** Exercise goal **
Copy every line in which the string "title" occurs.

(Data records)
⟨
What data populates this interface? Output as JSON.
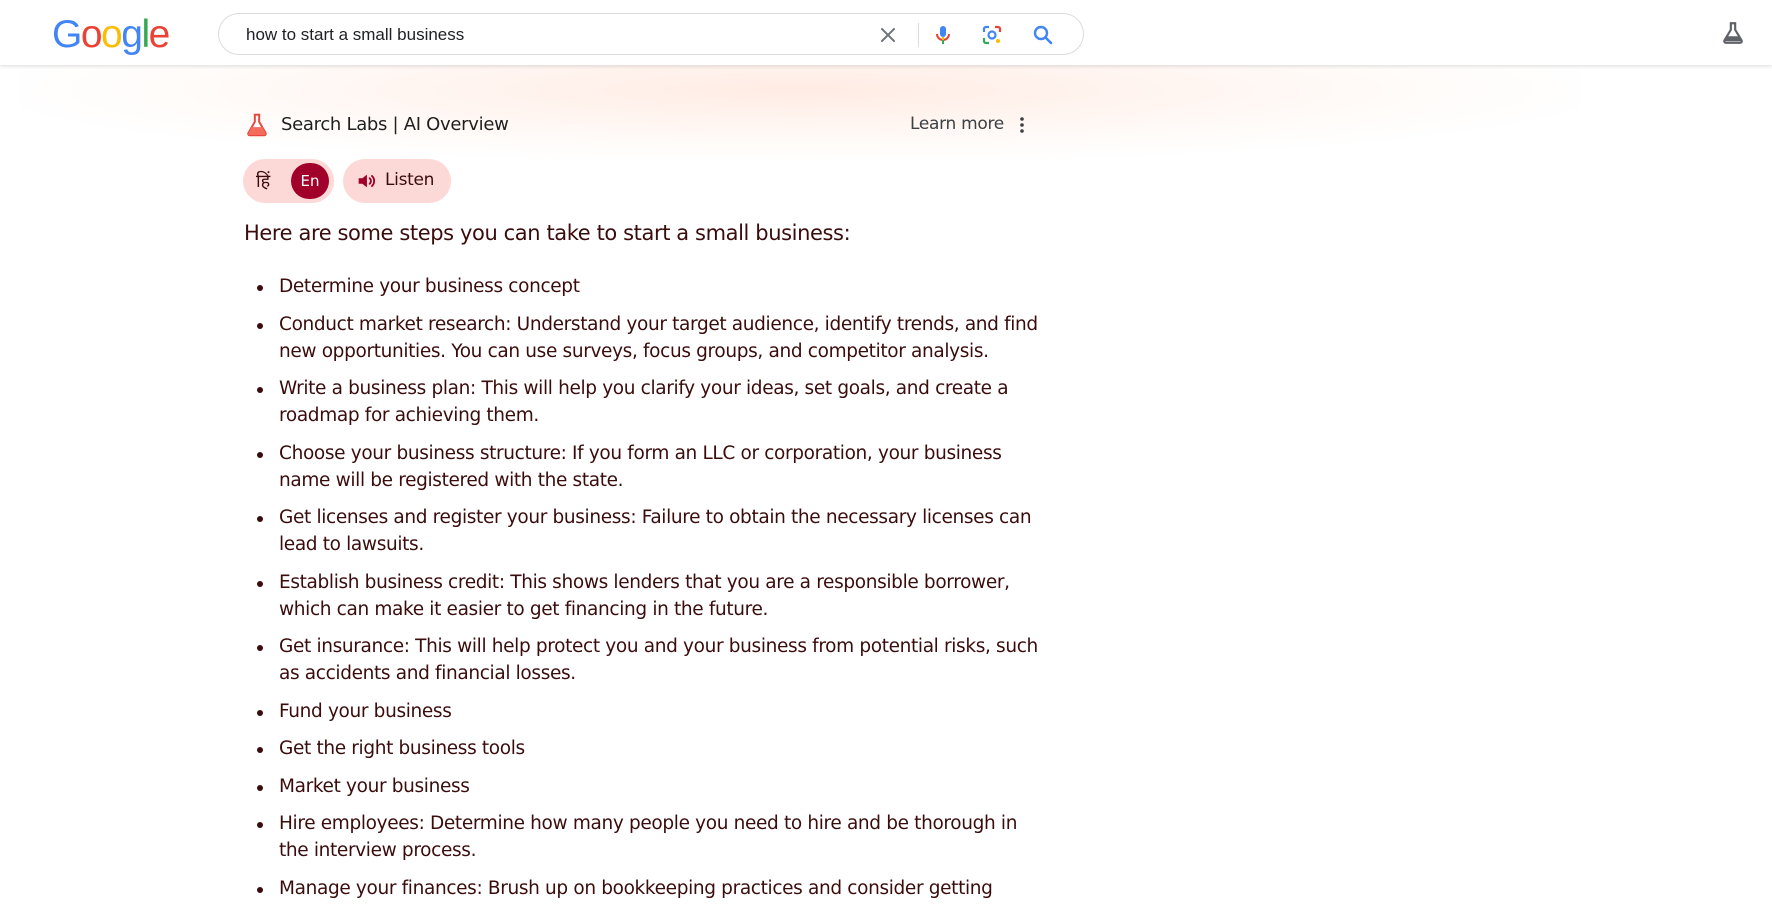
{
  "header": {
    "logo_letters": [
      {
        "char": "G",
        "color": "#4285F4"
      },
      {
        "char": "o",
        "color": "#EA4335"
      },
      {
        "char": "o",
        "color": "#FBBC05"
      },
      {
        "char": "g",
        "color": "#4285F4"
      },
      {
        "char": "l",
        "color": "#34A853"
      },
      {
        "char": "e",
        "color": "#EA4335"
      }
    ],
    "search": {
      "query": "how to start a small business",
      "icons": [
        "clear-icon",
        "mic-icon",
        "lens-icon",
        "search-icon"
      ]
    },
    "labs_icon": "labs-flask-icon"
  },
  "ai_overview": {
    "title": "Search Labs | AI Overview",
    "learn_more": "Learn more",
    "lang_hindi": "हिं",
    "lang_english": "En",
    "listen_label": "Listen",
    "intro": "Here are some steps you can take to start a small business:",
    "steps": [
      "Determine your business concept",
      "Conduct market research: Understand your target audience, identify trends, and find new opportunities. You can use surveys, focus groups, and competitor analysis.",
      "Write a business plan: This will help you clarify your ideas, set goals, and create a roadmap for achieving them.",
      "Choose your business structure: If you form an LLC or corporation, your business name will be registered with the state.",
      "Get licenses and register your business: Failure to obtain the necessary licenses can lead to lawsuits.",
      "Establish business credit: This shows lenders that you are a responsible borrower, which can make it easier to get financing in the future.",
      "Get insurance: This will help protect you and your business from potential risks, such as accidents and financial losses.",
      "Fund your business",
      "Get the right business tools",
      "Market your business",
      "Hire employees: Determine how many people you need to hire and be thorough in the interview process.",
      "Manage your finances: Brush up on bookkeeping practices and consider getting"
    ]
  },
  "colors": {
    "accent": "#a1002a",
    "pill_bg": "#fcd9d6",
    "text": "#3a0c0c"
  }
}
⟩
⟨
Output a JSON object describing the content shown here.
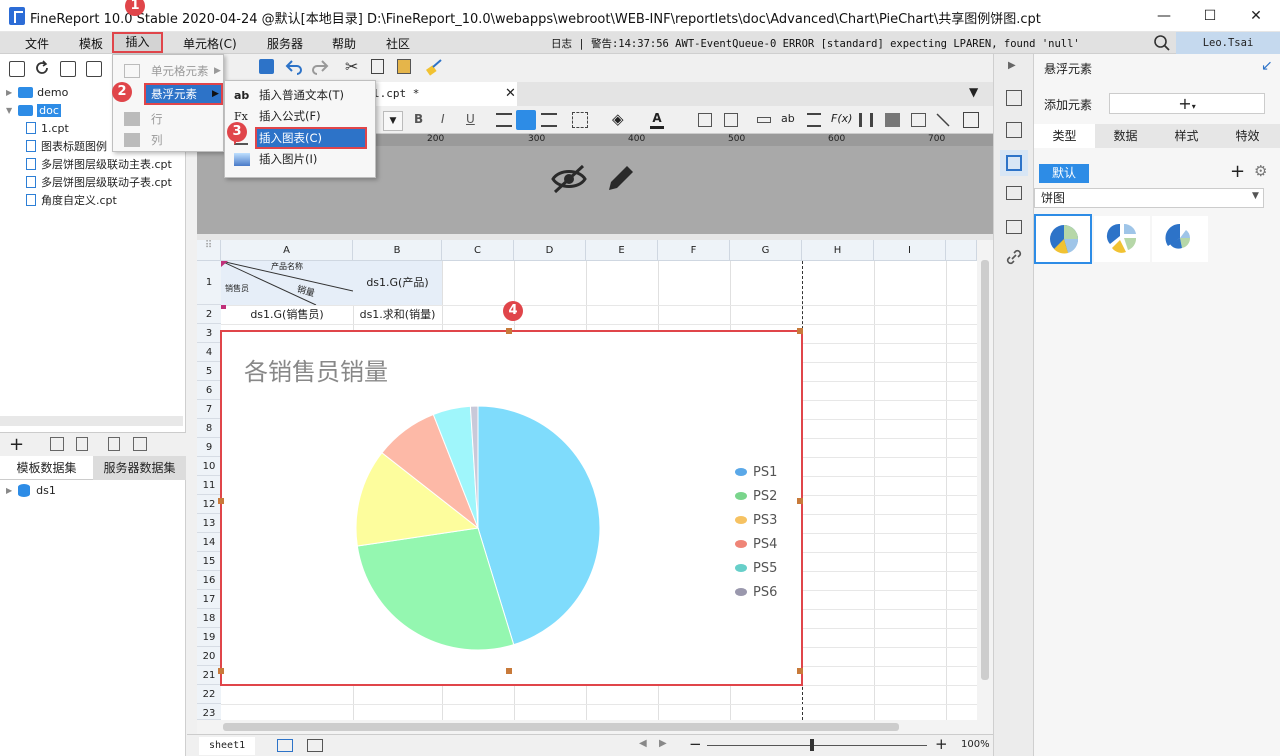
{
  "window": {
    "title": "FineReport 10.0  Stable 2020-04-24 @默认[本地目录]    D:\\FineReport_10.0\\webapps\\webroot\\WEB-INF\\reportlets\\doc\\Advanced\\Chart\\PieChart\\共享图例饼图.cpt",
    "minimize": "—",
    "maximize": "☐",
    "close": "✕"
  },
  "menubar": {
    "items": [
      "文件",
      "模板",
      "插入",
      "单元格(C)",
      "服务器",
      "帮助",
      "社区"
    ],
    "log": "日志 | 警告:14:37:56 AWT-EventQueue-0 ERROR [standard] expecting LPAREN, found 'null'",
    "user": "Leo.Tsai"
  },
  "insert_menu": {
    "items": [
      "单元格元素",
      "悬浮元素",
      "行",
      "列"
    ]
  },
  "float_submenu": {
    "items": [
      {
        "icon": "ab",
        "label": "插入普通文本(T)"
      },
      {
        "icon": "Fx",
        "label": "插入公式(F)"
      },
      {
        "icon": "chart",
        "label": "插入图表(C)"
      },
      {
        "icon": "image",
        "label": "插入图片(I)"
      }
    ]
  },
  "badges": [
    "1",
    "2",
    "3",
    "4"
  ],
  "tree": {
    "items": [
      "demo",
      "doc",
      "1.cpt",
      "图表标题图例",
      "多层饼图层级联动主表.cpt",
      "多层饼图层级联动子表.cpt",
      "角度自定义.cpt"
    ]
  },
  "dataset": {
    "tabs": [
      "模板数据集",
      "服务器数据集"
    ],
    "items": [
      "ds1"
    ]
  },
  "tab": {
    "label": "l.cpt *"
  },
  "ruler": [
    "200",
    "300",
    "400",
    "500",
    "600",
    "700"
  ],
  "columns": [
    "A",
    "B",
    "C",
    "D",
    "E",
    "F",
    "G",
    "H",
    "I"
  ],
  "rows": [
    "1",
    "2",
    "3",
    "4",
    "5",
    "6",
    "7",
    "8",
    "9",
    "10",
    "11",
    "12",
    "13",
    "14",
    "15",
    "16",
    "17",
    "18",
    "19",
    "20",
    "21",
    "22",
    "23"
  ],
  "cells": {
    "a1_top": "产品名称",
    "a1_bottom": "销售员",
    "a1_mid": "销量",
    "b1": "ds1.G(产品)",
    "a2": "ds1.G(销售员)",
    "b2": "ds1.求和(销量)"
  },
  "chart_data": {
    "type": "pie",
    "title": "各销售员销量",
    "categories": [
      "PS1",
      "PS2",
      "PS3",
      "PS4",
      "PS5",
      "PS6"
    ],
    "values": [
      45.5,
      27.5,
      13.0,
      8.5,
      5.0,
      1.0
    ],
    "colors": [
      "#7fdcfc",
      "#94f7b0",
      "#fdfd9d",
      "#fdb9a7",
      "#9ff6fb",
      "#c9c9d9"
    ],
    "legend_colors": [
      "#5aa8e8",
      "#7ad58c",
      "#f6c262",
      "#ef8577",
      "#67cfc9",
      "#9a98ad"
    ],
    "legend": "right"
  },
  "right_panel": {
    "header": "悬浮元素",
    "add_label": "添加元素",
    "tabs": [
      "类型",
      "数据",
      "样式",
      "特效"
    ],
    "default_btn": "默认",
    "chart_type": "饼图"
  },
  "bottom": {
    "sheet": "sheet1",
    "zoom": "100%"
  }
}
⟩
** Correct result **
    "title": "Search Labs | AI Overview",
    "title": "FineReport 10.0  Stable 2020-04-24 @默认[本地目录]    D:\\FineReport_10.0\\webapps\\webroot\\WEB-INF\\reportlets\\doc\\Advanced\\Chart\\PieChart\\共享图例饼图.cpt",
    "title": "各销售员销量",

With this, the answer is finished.